- _Record set_:
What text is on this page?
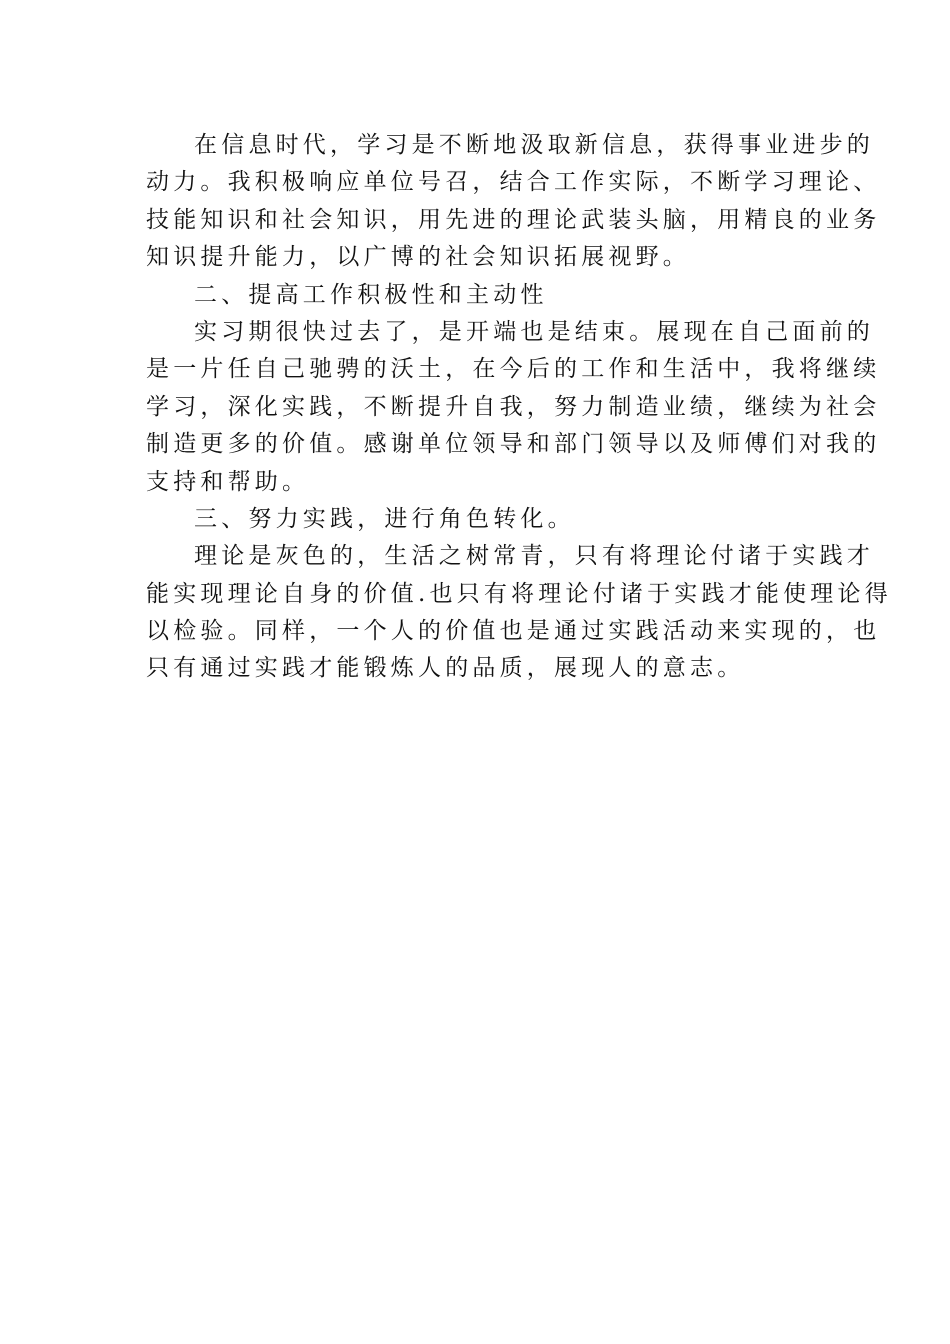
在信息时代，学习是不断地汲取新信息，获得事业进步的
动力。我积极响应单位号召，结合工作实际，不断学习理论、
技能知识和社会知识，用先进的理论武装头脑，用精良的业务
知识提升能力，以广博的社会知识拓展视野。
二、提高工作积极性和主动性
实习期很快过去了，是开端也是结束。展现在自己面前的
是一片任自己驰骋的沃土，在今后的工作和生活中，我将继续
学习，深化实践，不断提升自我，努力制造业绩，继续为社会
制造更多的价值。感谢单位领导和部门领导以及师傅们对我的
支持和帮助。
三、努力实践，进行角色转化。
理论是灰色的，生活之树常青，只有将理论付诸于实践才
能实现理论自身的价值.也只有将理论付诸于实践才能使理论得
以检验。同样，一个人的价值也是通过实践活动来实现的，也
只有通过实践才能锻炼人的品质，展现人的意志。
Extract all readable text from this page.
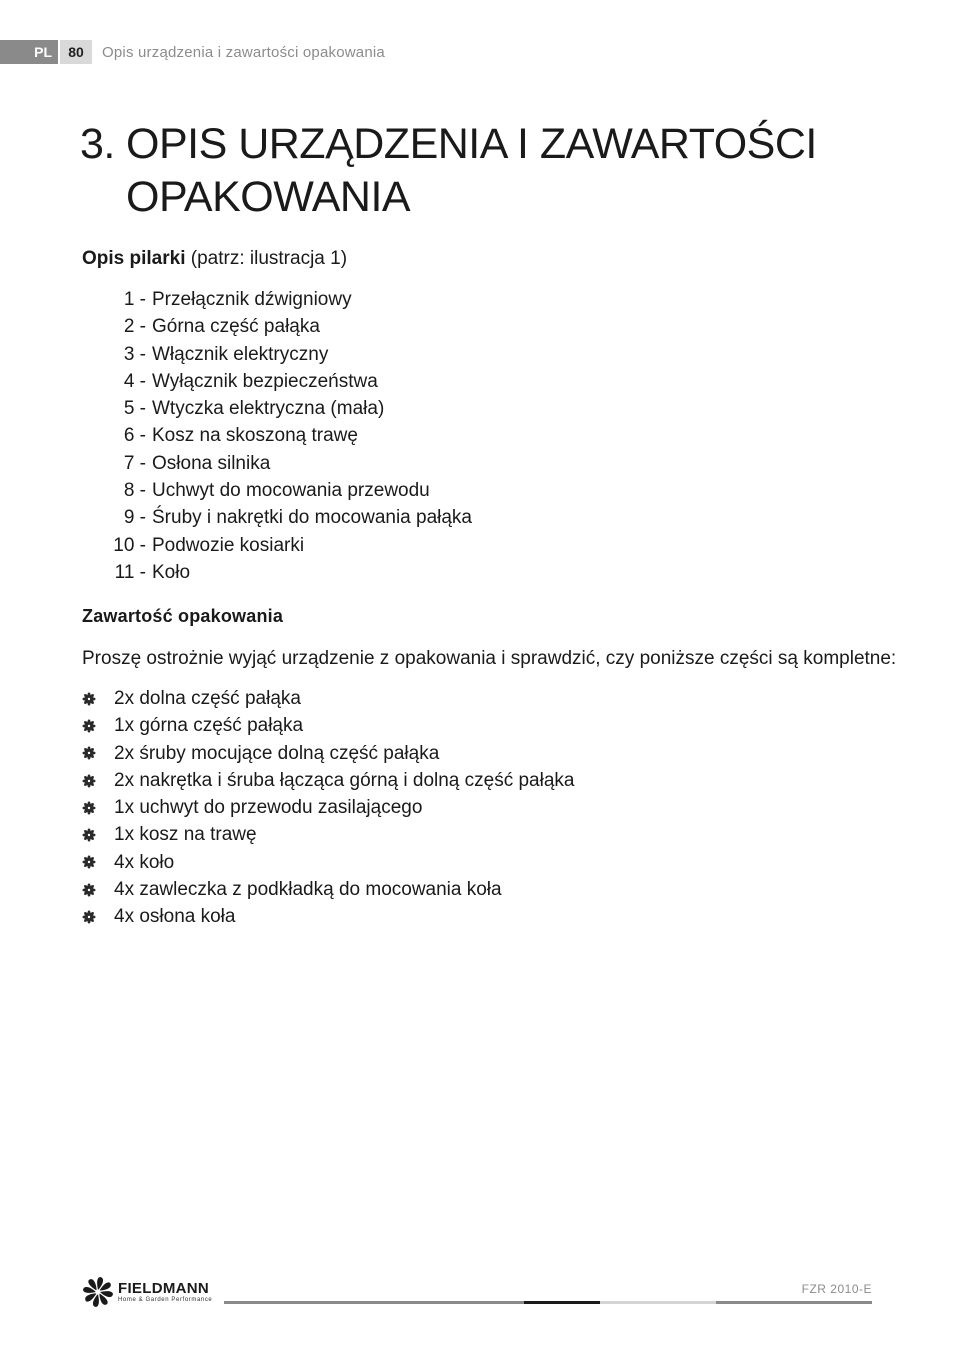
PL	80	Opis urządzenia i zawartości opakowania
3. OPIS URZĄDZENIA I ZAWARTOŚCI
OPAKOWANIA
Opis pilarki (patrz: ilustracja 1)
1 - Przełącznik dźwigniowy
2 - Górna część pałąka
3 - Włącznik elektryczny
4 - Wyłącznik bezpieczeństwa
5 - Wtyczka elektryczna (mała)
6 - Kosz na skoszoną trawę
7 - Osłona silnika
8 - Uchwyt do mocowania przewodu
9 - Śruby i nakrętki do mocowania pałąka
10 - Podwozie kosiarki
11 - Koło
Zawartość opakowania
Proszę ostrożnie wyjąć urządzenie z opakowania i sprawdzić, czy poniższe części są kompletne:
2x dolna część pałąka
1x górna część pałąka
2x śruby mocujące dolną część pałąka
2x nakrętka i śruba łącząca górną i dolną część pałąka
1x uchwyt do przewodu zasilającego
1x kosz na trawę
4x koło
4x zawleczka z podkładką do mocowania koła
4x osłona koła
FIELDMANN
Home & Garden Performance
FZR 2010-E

...

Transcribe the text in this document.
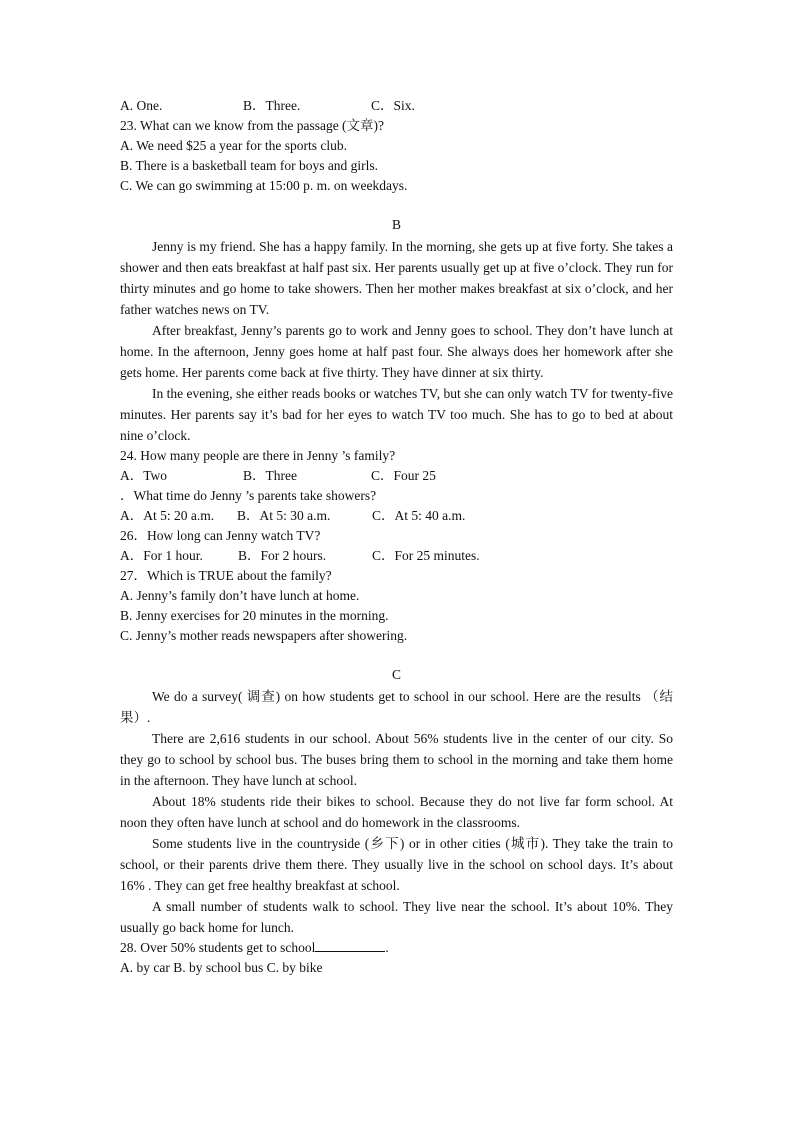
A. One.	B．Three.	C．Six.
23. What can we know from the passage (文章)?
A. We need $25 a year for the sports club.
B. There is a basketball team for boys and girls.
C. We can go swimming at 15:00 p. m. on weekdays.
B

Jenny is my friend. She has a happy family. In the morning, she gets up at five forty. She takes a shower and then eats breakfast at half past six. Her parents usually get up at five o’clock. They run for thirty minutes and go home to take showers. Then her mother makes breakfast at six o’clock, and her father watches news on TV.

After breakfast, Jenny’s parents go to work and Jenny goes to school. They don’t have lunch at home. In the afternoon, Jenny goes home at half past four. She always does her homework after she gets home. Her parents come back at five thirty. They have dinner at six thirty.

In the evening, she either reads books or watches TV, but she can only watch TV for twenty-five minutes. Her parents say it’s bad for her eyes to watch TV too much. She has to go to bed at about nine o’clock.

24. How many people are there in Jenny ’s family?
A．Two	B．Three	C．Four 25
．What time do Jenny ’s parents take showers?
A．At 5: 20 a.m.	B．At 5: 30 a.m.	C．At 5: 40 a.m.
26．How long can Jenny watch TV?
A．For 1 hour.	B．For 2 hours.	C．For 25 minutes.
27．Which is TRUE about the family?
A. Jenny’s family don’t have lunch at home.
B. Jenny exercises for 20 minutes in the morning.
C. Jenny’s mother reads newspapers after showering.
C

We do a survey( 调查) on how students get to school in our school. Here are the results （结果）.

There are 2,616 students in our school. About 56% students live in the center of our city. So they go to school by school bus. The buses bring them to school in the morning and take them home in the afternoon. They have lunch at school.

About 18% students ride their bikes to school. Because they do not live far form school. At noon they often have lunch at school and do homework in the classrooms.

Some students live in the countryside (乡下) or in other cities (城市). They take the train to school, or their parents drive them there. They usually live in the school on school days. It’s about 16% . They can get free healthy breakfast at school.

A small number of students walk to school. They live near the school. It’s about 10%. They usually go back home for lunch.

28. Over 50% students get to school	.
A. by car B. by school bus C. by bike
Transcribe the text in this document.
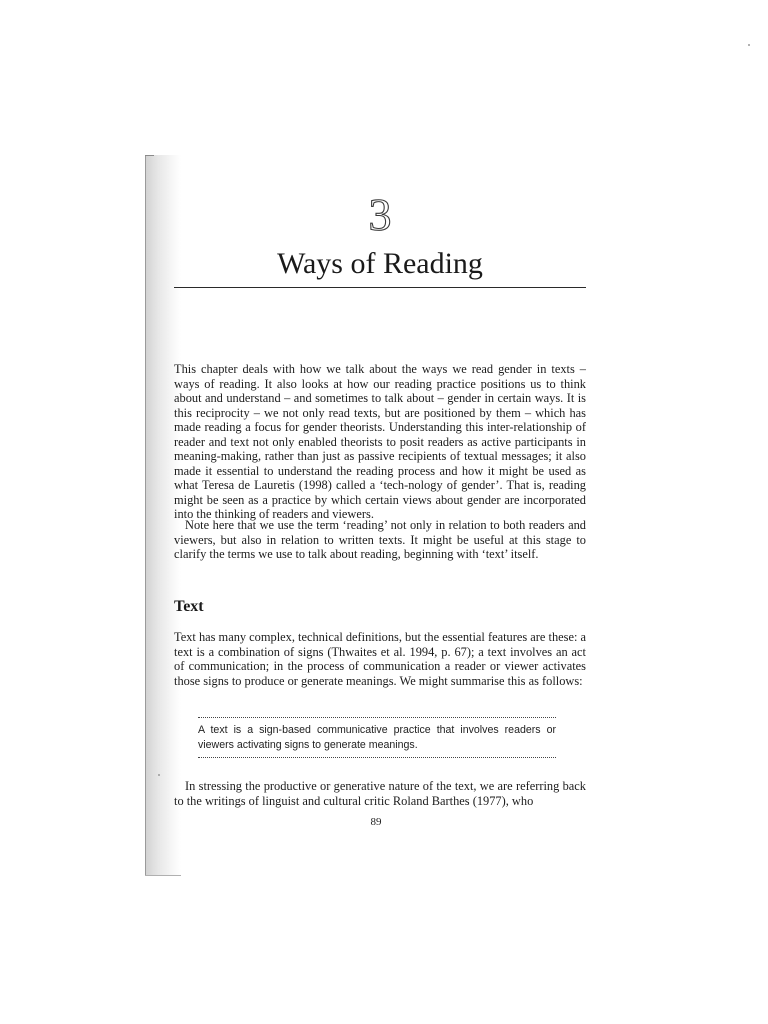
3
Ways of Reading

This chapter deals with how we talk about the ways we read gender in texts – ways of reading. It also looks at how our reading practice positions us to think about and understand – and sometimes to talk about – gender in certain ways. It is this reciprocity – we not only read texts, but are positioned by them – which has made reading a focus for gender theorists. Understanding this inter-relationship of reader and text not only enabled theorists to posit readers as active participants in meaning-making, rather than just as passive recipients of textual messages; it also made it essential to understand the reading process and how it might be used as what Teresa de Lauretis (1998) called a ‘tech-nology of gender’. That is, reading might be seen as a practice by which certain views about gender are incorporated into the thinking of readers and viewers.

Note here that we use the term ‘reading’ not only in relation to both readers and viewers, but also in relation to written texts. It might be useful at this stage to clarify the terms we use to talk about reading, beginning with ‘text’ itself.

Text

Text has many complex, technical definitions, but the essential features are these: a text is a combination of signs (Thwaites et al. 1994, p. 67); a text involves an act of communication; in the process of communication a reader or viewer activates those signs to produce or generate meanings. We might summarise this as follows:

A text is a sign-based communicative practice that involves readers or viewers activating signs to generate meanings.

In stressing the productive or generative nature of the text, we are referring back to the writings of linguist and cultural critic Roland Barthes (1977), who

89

- _Stated task_:
Collect each line containing the string "reads".

- _Written answer_:
In the evening, she either reads books or watches TV, but she can only watch TV for twenty-five minutes. Her parents say it’s bad for her eyes to watch TV too much. She has to go to bed at about nine o’clock.
C. Jenny’s mother reads newspapers after showering.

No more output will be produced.